Report how many lines contain the word "事业发展部", with no other text.

··· Data for the task

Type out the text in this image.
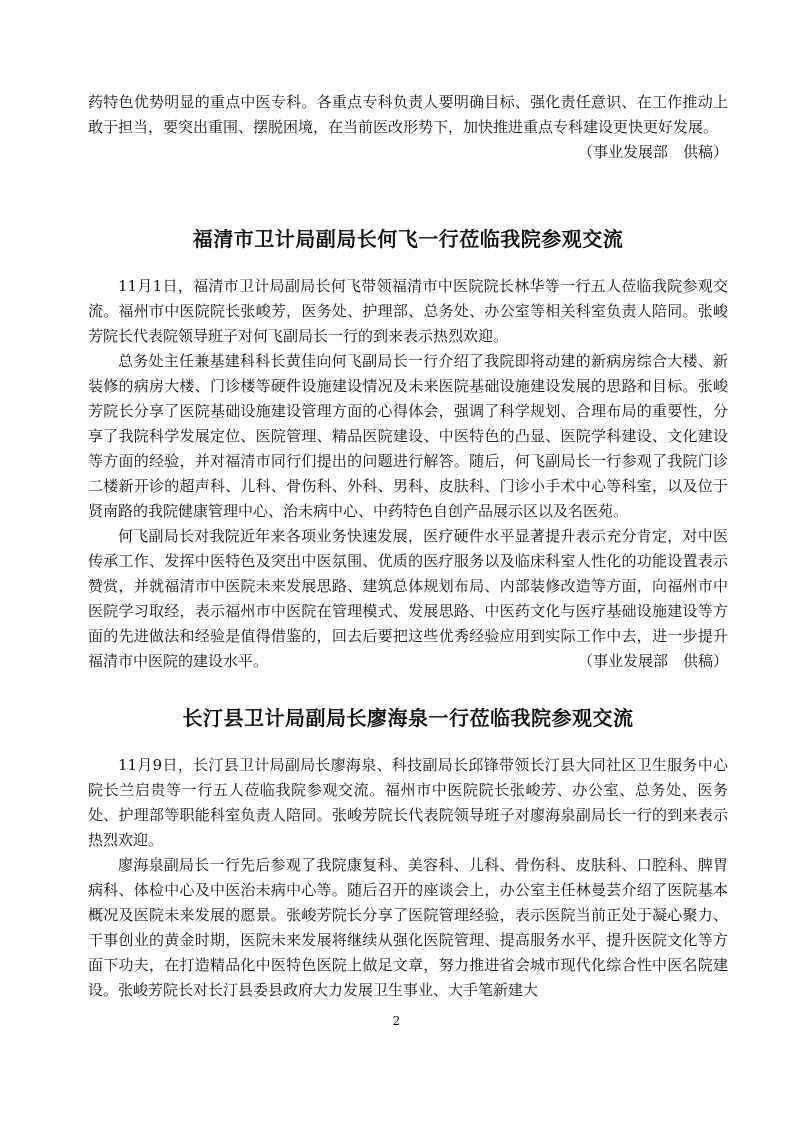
药特色优势明显的重点中医专科。各重点专科负责人要明确目标、强化责任意识、在工作推动上敢于担当，要突出重围、摆脱困境，在当前医改形势下，加快推进重点专科建设更快更好发展。

（事业发展部　供稿）
福清市卫计局副局长何飞一行莅临我院参观交流

11月1日，福清市卫计局副局长何飞带领福清市中医院院长林华等一行五人莅临我院参观交流。福州市中医院院长张峻芳，医务处、护理部、总务处、办公室等相关科室负责人陪同。张峻芳院长代表院领导班子对何飞副局长一行的到来表示热烈欢迎。

总务处主任兼基建科科长黄佳向何飞副局长一行介绍了我院即将动建的新病房综合大楼、新装修的病房大楼、门诊楼等硬件设施建设情况及未来医院基础设施建设发展的思路和目标。张峻芳院长分享了医院基础设施建设管理方面的心得体会，强调了科学规划、合理布局的重要性，分享了我院科学发展定位、医院管理、精品医院建设、中医特色的凸显、医院学科建设、文化建设等方面的经验，并对福清市同行们提出的问题进行解答。随后，何飞副局长一行参观了我院门诊二楼新开诊的超声科、儿科、骨伤科、外科、男科、皮肤科、门诊小手术中心等科室，以及位于贤南路的我院健康管理中心、治未病中心、中药特色自创产品展示区以及名医苑。

何飞副局长对我院近年来各项业务快速发展，医疗硬件水平显著提升表示充分肯定，对中医传承工作、发挥中医特色及突出中医氛围、优质的医疗服务以及临床科室人性化的功能设置表示赞赏，并就福清市中医院未来发展思路、建筑总体规划布局、内部装修改造等方面，向福州市中医院学习取经，表示福州市中医院在管理模式、发展思路、中医药文化与医疗基础设施建设等方面的先进做法和经验是值得借鉴的，回去后要把这些优秀经验应用到实际工作中去，进一步提升福清市中医院的建设水平。	（事业发展部　供稿）

长汀县卫计局副局长廖海泉一行莅临我院参观交流

11月9日，长汀县卫计局副局长廖海泉、科技副局长邱锋带领长汀县大同社区卫生服务中心院长兰启贵等一行五人莅临我院参观交流。福州市中医院院长张峻芳、办公室、总务处、医务处、护理部等职能科室负责人陪同。张峻芳院长代表院领导班子对廖海泉副局长一行的到来表示热烈欢迎。

廖海泉副局长一行先后参观了我院康复科、美容科、儿科、骨伤科、皮肤科、口腔科、脾胃病科、体检中心及中医治未病中心等。随后召开的座谈会上，办公室主任林曼芸介绍了医院基本概况及医院未来发展的愿景。张峻芳院长分享了医院管理经验，表示医院当前正处于凝心聚力、干事创业的黄金时期，医院未来发展将继续从强化医院管理、提高服务水平、提升医院文化等方面下功夫，在打造精品化中医特色医院上做足文章，努力推进省会城市现代化综合性中医名院建设。张峻芳院长对长汀县委县政府大力发展卫生事业、大手笔新建大

2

······

Complete answer
2